## RECORDS FOR THE EXERCISE
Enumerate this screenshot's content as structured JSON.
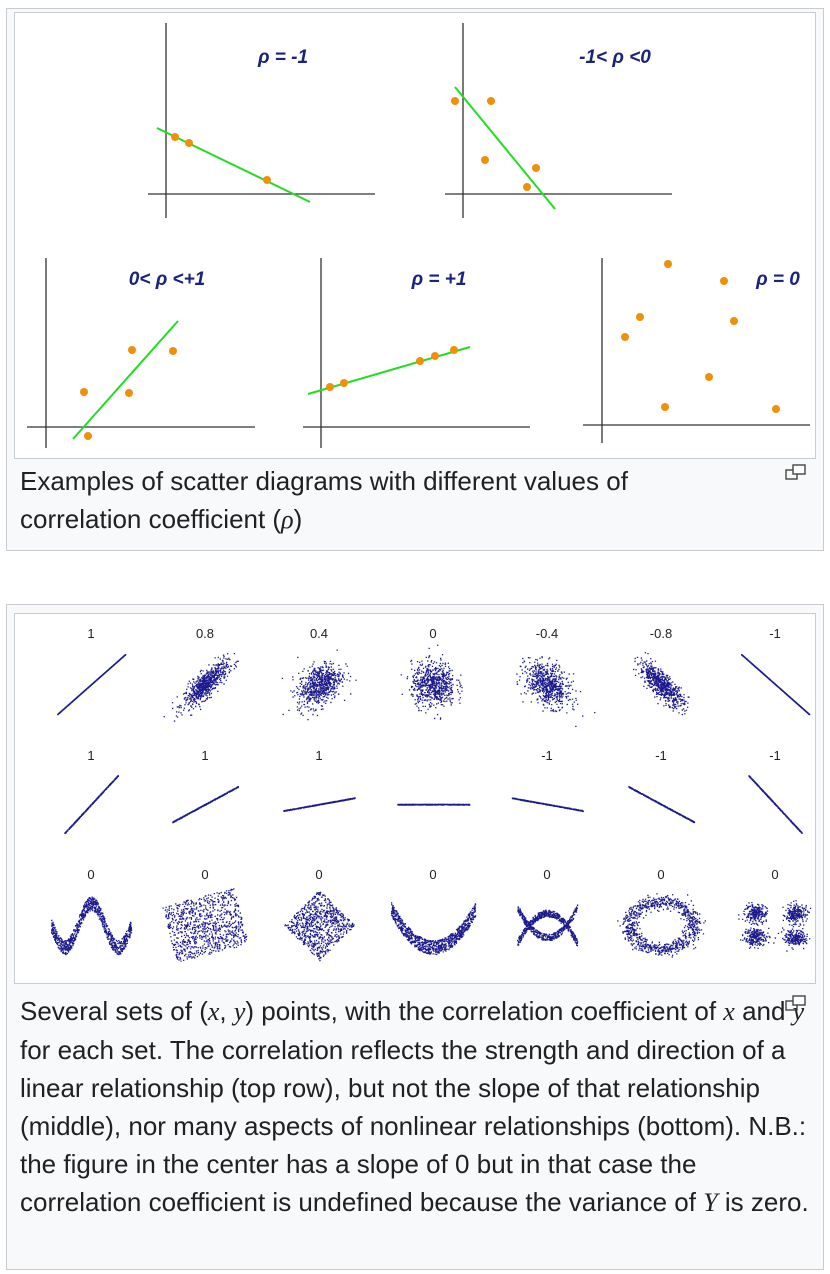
{
  "figure1": {
    "panels": [
      {
        "label": "ρ = -1"
      },
      {
        "label": "-1< ρ <0"
      },
      {
        "label": "0< ρ <+1"
      },
      {
        "label": "ρ = +1"
      },
      {
        "label": "ρ = 0"
      }
    ],
    "caption_part1": "Examples of scatter diagrams with different values of correlation coefficient (",
    "caption_symbol": "ρ",
    "caption_part2": ")",
    "colors": {
      "point": "#f0900a",
      "line": "#22dd22",
      "label": "#1a237e"
    },
    "magnify_icon": "magnify-icon"
  },
  "figure2": {
    "rows": [
      {
        "labels": [
          "1",
          "0.8",
          "0.4",
          "0",
          "-0.4",
          "-0.8",
          "-1"
        ]
      },
      {
        "labels": [
          "1",
          "1",
          "1",
          "",
          "-1",
          "-1",
          "-1"
        ]
      },
      {
        "labels": [
          "0",
          "0",
          "0",
          "0",
          "0",
          "0",
          "0"
        ]
      }
    ],
    "caption_segments": [
      {
        "t": "Several sets of (",
        "i": false
      },
      {
        "t": "x",
        "i": true
      },
      {
        "t": ", ",
        "i": false
      },
      {
        "t": "y",
        "i": true
      },
      {
        "t": ") points, with the correlation coefficient of ",
        "i": false
      },
      {
        "t": "x",
        "i": true
      },
      {
        "t": " and ",
        "i": false
      },
      {
        "t": "y",
        "i": true
      },
      {
        "t": " for each set. The correlation reflects the strength and direction of a linear relationship (top row), but not the slope of that relationship (middle), nor many aspects of nonlinear relationships (bottom). N.B.: the figure in the center has a slope of 0 but in that case the correlation coefficient is undefined because the variance of ",
        "i": false
      },
      {
        "t": "Y",
        "i": true
      },
      {
        "t": " is zero.",
        "i": false
      }
    ],
    "colors": {
      "dot": "#1a1a8c"
    },
    "magnify_icon": "magnify-icon"
  }
}
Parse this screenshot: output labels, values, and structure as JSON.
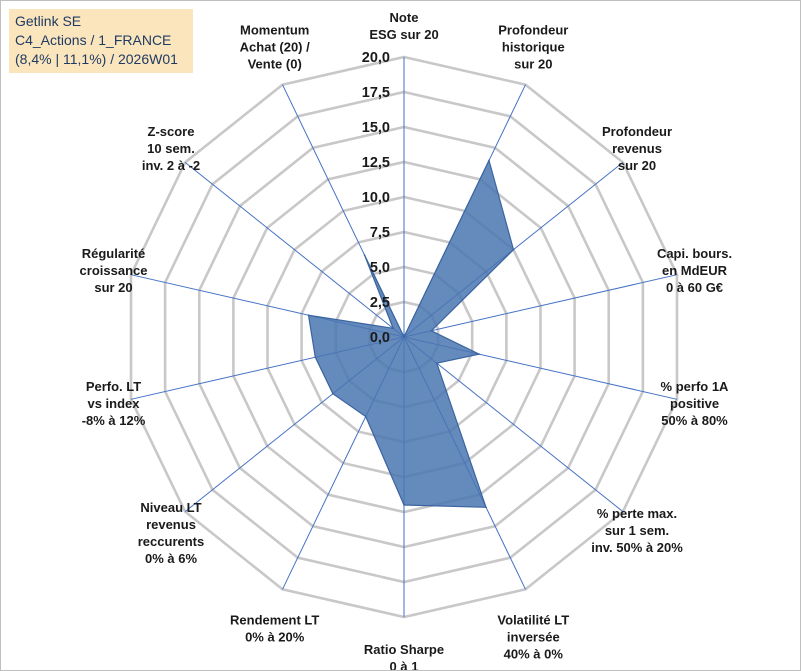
{
  "title_box": {
    "line1": "Getlink SE",
    "line2": "C4_Actions / 1_FRANCE",
    "line3": "(8,4% | 11,1%) / 2026W01"
  },
  "chart_data": {
    "type": "radar",
    "title": "Getlink SE",
    "rmax": 20,
    "tick_step": 2.5,
    "ticks": [
      "0,0",
      "2,5",
      "5,0",
      "7,5",
      "10,0",
      "12,5",
      "15,0",
      "17,5",
      "20,0"
    ],
    "axes": [
      {
        "lines": [
          "Note",
          "ESG sur 20"
        ]
      },
      {
        "lines": [
          "Profondeur",
          "historique",
          "sur 20"
        ]
      },
      {
        "lines": [
          "Profondeur",
          "revenus",
          "sur 20"
        ]
      },
      {
        "lines": [
          "Capi. bours.",
          "en MdEUR",
          "0 à 60 G€"
        ]
      },
      {
        "lines": [
          "% perfo 1A",
          "positive",
          "50% à 80%"
        ]
      },
      {
        "lines": [
          "% perte max.",
          "sur 1 sem.",
          "inv. 50% à 20%"
        ]
      },
      {
        "lines": [
          "Volatilité LT",
          "inversée",
          "40% à 0%"
        ]
      },
      {
        "lines": [
          "Ratio Sharpe",
          "0 à 1"
        ]
      },
      {
        "lines": [
          "Rendement LT",
          "0% à 20%"
        ]
      },
      {
        "lines": [
          "Niveau LT",
          "revenus",
          "reccurents",
          "0% à 6%"
        ]
      },
      {
        "lines": [
          "Perfo. LT",
          "vs index",
          "-8% à 12%"
        ]
      },
      {
        "lines": [
          "Régularité",
          "croissance",
          "sur 20"
        ]
      },
      {
        "lines": [
          "Z-score",
          "10 sem.",
          "inv. 2 à -2"
        ]
      },
      {
        "lines": [
          "Momentum",
          "Achat (20) /",
          "Vente (0)"
        ]
      }
    ],
    "series": [
      {
        "name": "Getlink SE",
        "values": [
          0.0,
          14.0,
          10.0,
          2.0,
          5.5,
          3.0,
          13.5,
          12.0,
          6.3,
          6.5,
          6.5,
          7.0,
          1.0,
          6.5
        ]
      }
    ],
    "colors": {
      "fill": "#4a76b0",
      "stroke": "#3a64a0",
      "grid": "#c8c8c8",
      "spoke": "#4472c4"
    }
  }
}
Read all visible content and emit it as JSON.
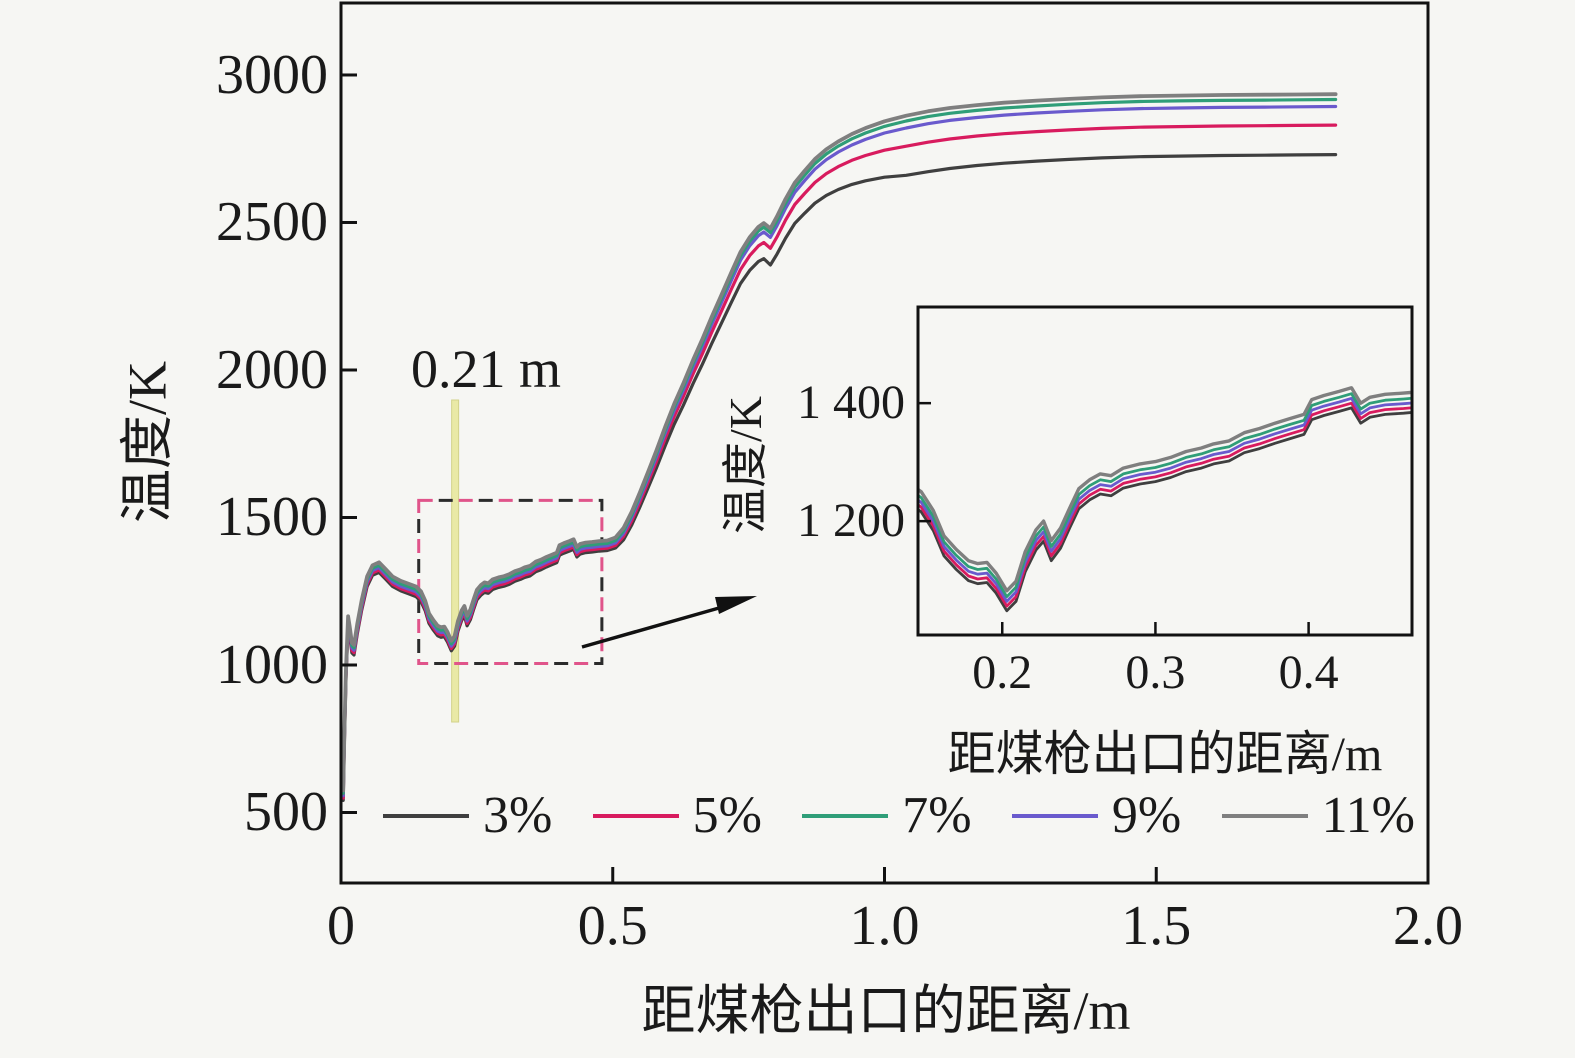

## SHORT EXERCISE
Out of the material above, select every line that holds the string "screenshot".

## FINAL ANSWER
Enumerate this screenshot's content as structured JSON.
Parse this screenshot: output labels, values, and structure as JSON.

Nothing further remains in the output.